**Description of the task**:
Count the lines below that contain the word "Cliente". Give only the number.

* START Source records *

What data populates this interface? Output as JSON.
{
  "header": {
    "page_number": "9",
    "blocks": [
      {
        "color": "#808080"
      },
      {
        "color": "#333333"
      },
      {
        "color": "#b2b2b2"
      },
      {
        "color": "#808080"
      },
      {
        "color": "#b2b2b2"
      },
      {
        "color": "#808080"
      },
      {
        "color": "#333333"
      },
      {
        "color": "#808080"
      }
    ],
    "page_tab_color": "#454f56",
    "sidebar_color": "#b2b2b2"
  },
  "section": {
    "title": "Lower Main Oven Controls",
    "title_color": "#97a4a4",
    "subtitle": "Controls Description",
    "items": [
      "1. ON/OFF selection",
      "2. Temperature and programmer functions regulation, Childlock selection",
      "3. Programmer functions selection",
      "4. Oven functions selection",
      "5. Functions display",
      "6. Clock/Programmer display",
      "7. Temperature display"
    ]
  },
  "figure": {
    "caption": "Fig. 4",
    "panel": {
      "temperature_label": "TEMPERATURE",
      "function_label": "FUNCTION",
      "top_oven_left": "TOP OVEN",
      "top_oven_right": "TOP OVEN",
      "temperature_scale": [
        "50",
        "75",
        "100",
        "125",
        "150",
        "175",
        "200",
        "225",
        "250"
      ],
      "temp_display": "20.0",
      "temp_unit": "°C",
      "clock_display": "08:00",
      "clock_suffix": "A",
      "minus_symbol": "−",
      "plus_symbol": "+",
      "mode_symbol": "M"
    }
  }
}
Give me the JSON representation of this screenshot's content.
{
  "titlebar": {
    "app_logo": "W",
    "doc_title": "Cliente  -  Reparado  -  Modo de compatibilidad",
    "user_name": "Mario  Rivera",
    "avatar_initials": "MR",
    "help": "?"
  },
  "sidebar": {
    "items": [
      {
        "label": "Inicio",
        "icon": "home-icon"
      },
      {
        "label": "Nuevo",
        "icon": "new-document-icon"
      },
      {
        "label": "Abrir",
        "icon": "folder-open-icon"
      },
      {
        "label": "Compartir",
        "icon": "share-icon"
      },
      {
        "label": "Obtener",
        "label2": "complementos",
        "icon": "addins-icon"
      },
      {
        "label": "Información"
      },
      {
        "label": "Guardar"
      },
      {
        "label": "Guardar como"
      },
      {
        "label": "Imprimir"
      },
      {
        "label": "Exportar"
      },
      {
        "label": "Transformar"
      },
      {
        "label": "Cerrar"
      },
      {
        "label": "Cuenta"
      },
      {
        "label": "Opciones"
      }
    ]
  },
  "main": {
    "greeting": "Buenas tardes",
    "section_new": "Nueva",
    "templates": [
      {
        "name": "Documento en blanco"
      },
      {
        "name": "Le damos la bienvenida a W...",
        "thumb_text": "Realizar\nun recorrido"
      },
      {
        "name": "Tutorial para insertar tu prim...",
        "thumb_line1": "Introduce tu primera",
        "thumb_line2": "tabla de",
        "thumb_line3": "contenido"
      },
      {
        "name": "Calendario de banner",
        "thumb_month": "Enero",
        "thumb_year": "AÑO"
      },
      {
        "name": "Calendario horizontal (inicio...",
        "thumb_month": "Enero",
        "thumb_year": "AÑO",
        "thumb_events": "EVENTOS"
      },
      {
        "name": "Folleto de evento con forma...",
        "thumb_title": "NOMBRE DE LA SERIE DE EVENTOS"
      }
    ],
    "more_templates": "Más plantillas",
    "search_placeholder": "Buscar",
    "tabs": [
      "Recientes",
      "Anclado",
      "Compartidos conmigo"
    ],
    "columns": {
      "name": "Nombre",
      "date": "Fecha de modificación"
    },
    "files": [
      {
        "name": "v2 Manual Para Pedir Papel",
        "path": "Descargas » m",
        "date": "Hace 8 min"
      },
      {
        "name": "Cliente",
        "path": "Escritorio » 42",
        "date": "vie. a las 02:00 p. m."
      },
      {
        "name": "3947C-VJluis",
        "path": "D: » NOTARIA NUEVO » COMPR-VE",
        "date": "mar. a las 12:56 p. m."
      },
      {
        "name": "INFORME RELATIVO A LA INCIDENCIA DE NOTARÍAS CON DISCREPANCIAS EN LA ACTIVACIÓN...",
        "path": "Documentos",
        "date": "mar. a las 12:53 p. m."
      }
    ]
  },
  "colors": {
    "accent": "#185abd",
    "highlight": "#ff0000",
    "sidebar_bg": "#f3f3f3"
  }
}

* END Source records *

**Task solution**:
2